Give back the full listing, character for character, with no pictures.

* Begin *

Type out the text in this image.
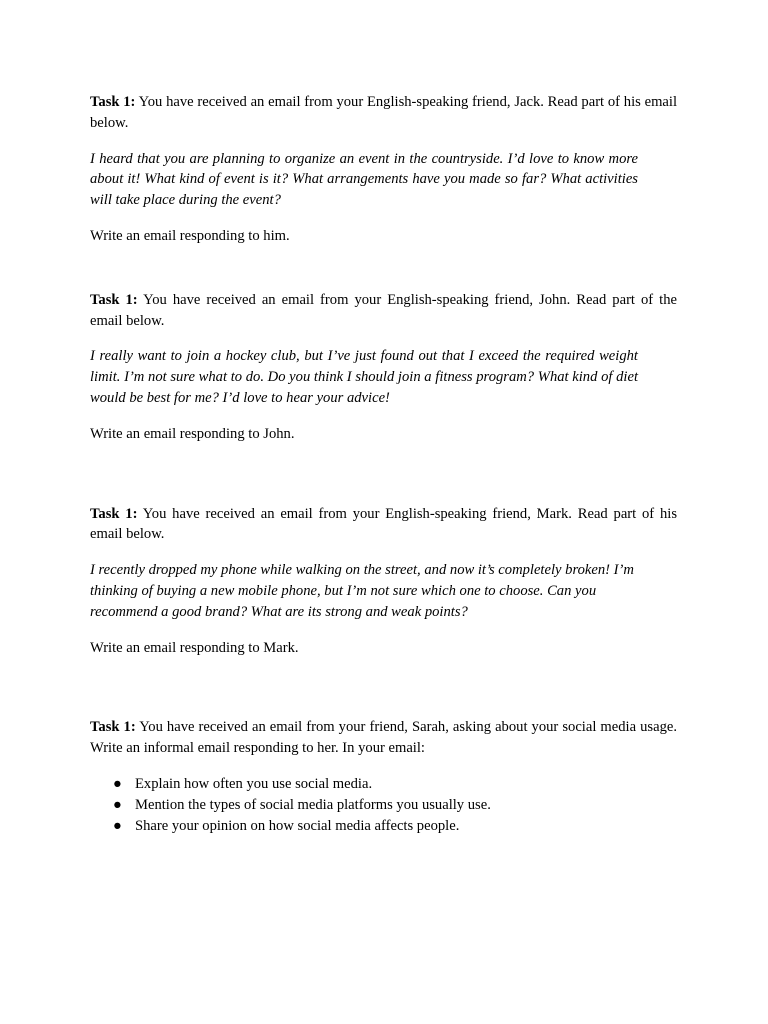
Task 1: You have received an email from your English-speaking friend, Jack. Read part of his email below.

I heard that you are planning to organize an event in the countryside. I’d love to know more about it! What kind of event is it? What arrangements have you made so far? What activities will take place during the event?

Write an email responding to him.

Task 1: You have received an email from your English-speaking friend, John. Read part of the email below.

I really want to join a hockey club, but I’ve just found out that I exceed the required weight limit. I’m not sure what to do. Do you think I should join a fitness program? What kind of diet would be best for me? I’d love to hear your advice!

Write an email responding to John.

Task 1: You have received an email from your English-speaking friend, Mark. Read part of his email below.

I recently dropped my phone while walking on the street, and now it’s completely broken! I’m thinking of buying a new mobile phone, but I’m not sure which one to choose. Can you recommend a good brand? What are its strong and weak points?

Write an email responding to Mark.

Task 1: You have received an email from your friend, Sarah, asking about your social media usage. Write an informal email responding to her. In your email:

● Explain how often you use social media.
● Mention the types of social media platforms you usually use.
● Share your opinion on how social media affects people.
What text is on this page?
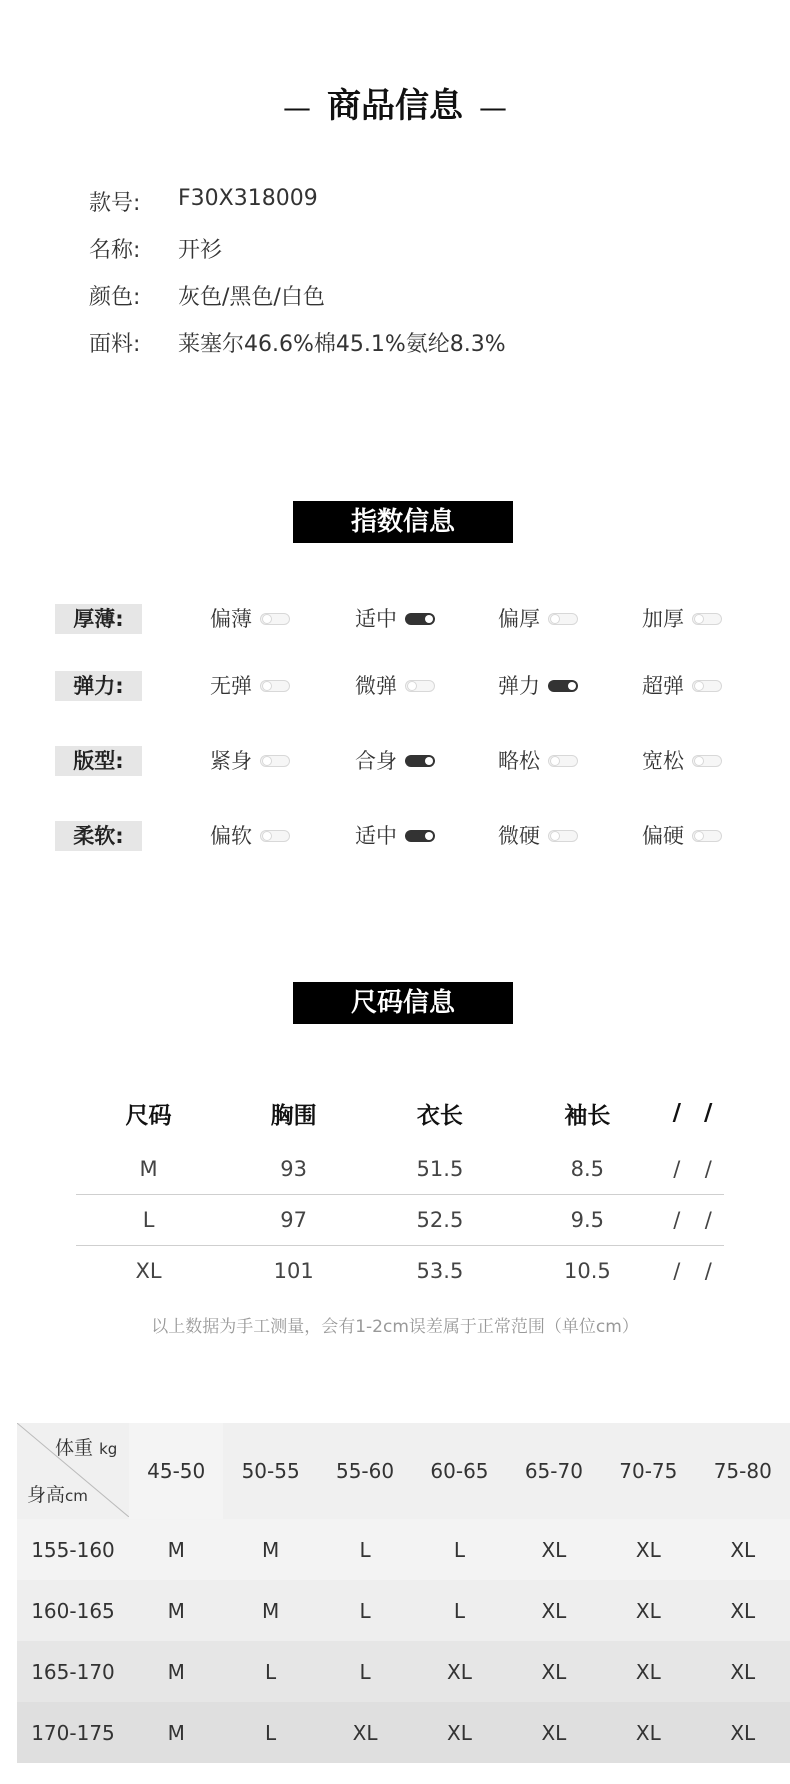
— 商品信息 —
款号:	F30X318009
名称:	开衫
颜色:	灰色/黑色/白色
面料:	莱塞尔46.6%棉45.1%氨纶8.3%
指数信息
厚薄:	偏薄	适中	偏厚	加厚
弹力:	无弹	微弹	弹力	超弹
版型:	紧身	合身	略松	宽松
柔软:	偏软	适中	微硬	偏硬
尺码信息
尺码	胸围	衣长	袖长	/	/
M	93	51.5	8.5	/	/
L	97	52.5	9.5	/	/
XL	101	53.5	10.5	/	/
以上数据为手工测量，会有1-2cm误差属于正常范围（单位cm）
体重 kg
身高cm	45-50	50-55	55-60	60-65	65-70	70-75	75-80
155-160	M	M	L	L	XL	XL	XL
160-165	M	M	L	L	XL	XL	XL
165-170	M	L	L	XL	XL	XL	XL
170-175	M	L	XL	XL	XL	XL	XL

* End *

_Solved problem_.
Type out the text in this image.
Task 1: You have received an email from your English-speaking friend, Jack. Read part of his email below.

I heard that you are planning to organize an event in the countryside. I’d love to know more about it! What kind of event is it? What arrangements have you made so far? What activities will take place during the event?

Write an email responding to him.

Task 1: You have received an email from your English-speaking friend, John. Read part of the email below.

I really want to join a hockey club, but I’ve just found out that I exceed the required weight limit. I’m not sure what to do. Do you think I should join a fitness program? What kind of diet would be best for me? I’d love to hear your advice!

Write an email responding to John.

Task 1: You have received an email from your English-speaking friend, Mark. Read part of his email below.

I recently dropped my phone while walking on the street, and now it’s completely broken! I’m thinking of buying a new mobile phone, but I’m not sure which one to choose. Can you recommend a good brand? What are its strong and weak points?

Write an email responding to Mark.

Task 1: You have received an email from your friend, Sarah, asking about your social media usage. Write an informal email responding to her. In your email:

● Explain how often you use social media.
● Mention the types of social media platforms you usually use.
● Share your opinion on how social media affects people.
What text is on this page?
— 商品信息 —
款号:	F30X318009
名称:	开衫
颜色:	灰色/黑色/白色
面料:	莱塞尔46.6%棉45.1%氨纶8.3%
指数信息
厚薄:	偏薄	适中	偏厚	加厚
弹力:	无弹	微弹	弹力	超弹
版型:	紧身	合身	略松	宽松
柔软:	偏软	适中	微硬	偏硬
尺码信息
尺码	胸围	衣长	袖长	/	/
M	93	51.5	8.5	/	/
L	97	52.5	9.5	/	/
XL	101	53.5	10.5	/	/
以上数据为手工测量，会有1-2cm误差属于正常范围（单位cm）
体重 kg
身高cm	45-50	50-55	55-60	60-65	65-70	70-75	75-80
155-160	M	M	L	L	XL	XL	XL
160-165	M	M	L	L	XL	XL	XL
165-170	M	L	L	XL	XL	XL	XL
170-175	M	L	XL	XL	XL	XL	XL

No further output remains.